> LISTED ENTRIES:
— START —

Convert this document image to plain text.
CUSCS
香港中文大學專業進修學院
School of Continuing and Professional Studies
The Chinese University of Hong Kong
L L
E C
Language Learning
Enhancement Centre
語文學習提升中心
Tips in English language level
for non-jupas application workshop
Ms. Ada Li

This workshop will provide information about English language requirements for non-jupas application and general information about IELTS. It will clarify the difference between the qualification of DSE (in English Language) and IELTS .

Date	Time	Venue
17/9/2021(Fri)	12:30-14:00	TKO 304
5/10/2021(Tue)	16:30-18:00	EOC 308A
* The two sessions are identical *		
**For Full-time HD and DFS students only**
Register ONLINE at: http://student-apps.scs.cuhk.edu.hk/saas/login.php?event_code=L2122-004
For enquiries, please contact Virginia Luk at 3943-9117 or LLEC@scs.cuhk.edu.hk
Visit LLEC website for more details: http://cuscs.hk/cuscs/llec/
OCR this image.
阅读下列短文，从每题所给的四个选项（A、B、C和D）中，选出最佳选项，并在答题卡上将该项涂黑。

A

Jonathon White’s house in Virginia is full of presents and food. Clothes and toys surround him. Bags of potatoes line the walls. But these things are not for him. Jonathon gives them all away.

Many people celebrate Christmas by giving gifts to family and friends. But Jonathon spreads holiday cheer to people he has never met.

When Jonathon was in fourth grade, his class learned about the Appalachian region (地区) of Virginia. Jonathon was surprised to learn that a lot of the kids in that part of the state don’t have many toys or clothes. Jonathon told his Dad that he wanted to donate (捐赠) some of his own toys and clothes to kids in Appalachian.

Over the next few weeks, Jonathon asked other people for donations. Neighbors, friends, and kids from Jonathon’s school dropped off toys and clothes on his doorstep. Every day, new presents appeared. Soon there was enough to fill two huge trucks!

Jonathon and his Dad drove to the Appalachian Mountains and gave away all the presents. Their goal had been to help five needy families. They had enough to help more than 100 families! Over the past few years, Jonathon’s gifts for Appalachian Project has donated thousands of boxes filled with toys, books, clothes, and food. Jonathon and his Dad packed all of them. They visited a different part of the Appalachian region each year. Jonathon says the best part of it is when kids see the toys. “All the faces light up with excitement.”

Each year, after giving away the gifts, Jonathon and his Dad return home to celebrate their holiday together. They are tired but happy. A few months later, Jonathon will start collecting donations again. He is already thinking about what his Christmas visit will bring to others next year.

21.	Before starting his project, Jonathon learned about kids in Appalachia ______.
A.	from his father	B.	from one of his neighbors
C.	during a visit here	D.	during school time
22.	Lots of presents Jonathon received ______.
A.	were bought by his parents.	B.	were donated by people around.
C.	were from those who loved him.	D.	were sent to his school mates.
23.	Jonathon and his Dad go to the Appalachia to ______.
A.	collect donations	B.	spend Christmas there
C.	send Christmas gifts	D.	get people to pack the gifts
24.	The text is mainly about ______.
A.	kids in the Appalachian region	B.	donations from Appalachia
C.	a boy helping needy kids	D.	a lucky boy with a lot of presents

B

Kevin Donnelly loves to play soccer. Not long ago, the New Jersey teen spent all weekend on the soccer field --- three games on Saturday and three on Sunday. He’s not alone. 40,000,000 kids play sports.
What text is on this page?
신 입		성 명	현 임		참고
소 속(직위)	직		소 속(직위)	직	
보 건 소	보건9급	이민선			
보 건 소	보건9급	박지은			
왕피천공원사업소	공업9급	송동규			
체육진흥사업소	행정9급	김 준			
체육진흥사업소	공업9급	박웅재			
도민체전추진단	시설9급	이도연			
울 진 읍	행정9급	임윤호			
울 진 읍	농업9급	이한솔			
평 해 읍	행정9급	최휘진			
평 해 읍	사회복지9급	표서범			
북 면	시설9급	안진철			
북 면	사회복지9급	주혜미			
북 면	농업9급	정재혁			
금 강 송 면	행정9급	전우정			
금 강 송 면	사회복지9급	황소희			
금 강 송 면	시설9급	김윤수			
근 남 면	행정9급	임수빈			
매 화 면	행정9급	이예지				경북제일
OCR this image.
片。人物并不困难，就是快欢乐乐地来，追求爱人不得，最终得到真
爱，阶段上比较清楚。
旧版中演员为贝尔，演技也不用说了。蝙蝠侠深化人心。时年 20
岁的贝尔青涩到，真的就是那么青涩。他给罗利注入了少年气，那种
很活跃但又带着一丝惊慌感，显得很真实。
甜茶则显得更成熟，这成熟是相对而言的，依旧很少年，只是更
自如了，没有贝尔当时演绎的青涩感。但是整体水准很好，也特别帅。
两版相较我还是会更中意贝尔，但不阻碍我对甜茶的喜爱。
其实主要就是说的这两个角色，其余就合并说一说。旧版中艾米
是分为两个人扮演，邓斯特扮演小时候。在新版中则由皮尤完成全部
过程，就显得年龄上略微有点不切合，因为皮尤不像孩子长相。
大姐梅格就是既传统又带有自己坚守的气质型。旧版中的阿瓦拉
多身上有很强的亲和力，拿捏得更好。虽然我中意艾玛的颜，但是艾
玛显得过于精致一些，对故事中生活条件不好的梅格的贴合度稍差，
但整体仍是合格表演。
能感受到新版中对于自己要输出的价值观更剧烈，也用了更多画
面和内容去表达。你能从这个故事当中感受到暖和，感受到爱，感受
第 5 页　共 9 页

— END —

> PROBLEM TO WORK ON:
Send back all of the entries exactly, with nothing missing.

> SOLUTION TO THIS EXERCISE:
Convert this document image to plain text.
CUSCS
香港中文大學專業進修學院
School of Continuing and Professional Studies
The Chinese University of Hong Kong
L L
E C
Language Learning
Enhancement Centre
語文學習提升中心
Tips in English language level
for non-jupas application workshop
Ms. Ada Li

This workshop will provide information about English language requirements for non-jupas application and general information about IELTS. It will clarify the difference between the qualification of DSE (in English Language) and IELTS .

Date	Time	Venue
17/9/2021(Fri)	12:30-14:00	TKO 304
5/10/2021(Tue)	16:30-18:00	EOC 308A
* The two sessions are identical *		
**For Full-time HD and DFS students only**
Register ONLINE at: http://student-apps.scs.cuhk.edu.hk/saas/login.php?event_code=L2122-004
For enquiries, please contact Virginia Luk at 3943-9117 or LLEC@scs.cuhk.edu.hk
Visit LLEC website for more details: http://cuscs.hk/cuscs/llec/
OCR this image.
阅读下列短文，从每题所给的四个选项（A、B、C和D）中，选出最佳选项，并在答题卡上将该项涂黑。

A

Jonathon White’s house in Virginia is full of presents and food. Clothes and toys surround him. Bags of potatoes line the walls. But these things are not for him. Jonathon gives them all away.

Many people celebrate Christmas by giving gifts to family and friends. But Jonathon spreads holiday cheer to people he has never met.

When Jonathon was in fourth grade, his class learned about the Appalachian region (地区) of Virginia. Jonathon was surprised to learn that a lot of the kids in that part of the state don’t have many toys or clothes. Jonathon told his Dad that he wanted to donate (捐赠) some of his own toys and clothes to kids in Appalachian.

Over the next few weeks, Jonathon asked other people for donations. Neighbors, friends, and kids from Jonathon’s school dropped off toys and clothes on his doorstep. Every day, new presents appeared. Soon there was enough to fill two huge trucks!

Jonathon and his Dad drove to the Appalachian Mountains and gave away all the presents. Their goal had been to help five needy families. They had enough to help more than 100 families! Over the past few years, Jonathon’s gifts for Appalachian Project has donated thousands of boxes filled with toys, books, clothes, and food. Jonathon and his Dad packed all of them. They visited a different part of the Appalachian region each year. Jonathon says the best part of it is when kids see the toys. “All the faces light up with excitement.”

Each year, after giving away the gifts, Jonathon and his Dad return home to celebrate their holiday together. They are tired but happy. A few months later, Jonathon will start collecting donations again. He is already thinking about what his Christmas visit will bring to others next year.

21.	Before starting his project, Jonathon learned about kids in Appalachia ______.
A.	from his father	B.	from one of his neighbors
C.	during a visit here	D.	during school time
22.	Lots of presents Jonathon received ______.
A.	were bought by his parents.	B.	were donated by people around.
C.	were from those who loved him.	D.	were sent to his school mates.
23.	Jonathon and his Dad go to the Appalachia to ______.
A.	collect donations	B.	spend Christmas there
C.	send Christmas gifts	D.	get people to pack the gifts
24.	The text is mainly about ______.
A.	kids in the Appalachian region	B.	donations from Appalachia
C.	a boy helping needy kids	D.	a lucky boy with a lot of presents

B

Kevin Donnelly loves to play soccer. Not long ago, the New Jersey teen spent all weekend on the soccer field --- three games on Saturday and three on Sunday. He’s not alone. 40,000,000 kids play sports.
What text is on this page?
신 입		성 명	현 임		참고
소 속(직위)	직		소 속(직위)	직	
보 건 소	보건9급	이민선			
보 건 소	보건9급	박지은			
왕피천공원사업소	공업9급	송동규			
체육진흥사업소	행정9급	김 준			
체육진흥사업소	공업9급	박웅재			
도민체전추진단	시설9급	이도연			
울 진 읍	행정9급	임윤호			
울 진 읍	농업9급	이한솔			
평 해 읍	행정9급	최휘진			
평 해 읍	사회복지9급	표서범			
북 면	시설9급	안진철			
북 면	사회복지9급	주혜미			
북 면	농업9급	정재혁			
금 강 송 면	행정9급	전우정			
금 강 송 면	사회복지9급	황소희			
금 강 송 면	시설9급	김윤수			
근 남 면	행정9급	임수빈			
매 화 면	행정9급	이예지				경북제일
OCR this image.
片。人物并不困难，就是快欢乐乐地来，追求爱人不得，最终得到真
爱，阶段上比较清楚。
旧版中演员为贝尔，演技也不用说了。蝙蝠侠深化人心。时年 20
岁的贝尔青涩到，真的就是那么青涩。他给罗利注入了少年气，那种
很活跃但又带着一丝惊慌感，显得很真实。
甜茶则显得更成熟，这成熟是相对而言的，依旧很少年，只是更
自如了，没有贝尔当时演绎的青涩感。但是整体水准很好，也特别帅。
两版相较我还是会更中意贝尔，但不阻碍我对甜茶的喜爱。
其实主要就是说的这两个角色，其余就合并说一说。旧版中艾米
是分为两个人扮演，邓斯特扮演小时候。在新版中则由皮尤完成全部
过程，就显得年龄上略微有点不切合，因为皮尤不像孩子长相。
大姐梅格就是既传统又带有自己坚守的气质型。旧版中的阿瓦拉
多身上有很强的亲和力，拿捏得更好。虽然我中意艾玛的颜，但是艾
玛显得过于精致一些，对故事中生活条件不好的梅格的贴合度稍差，
但整体仍是合格表演。
能感受到新版中对于自己要输出的价值观更剧烈，也用了更多画
面和内容去表达。你能从这个故事当中感受到暖和，感受到爱，感受
第 5 页　共 9 页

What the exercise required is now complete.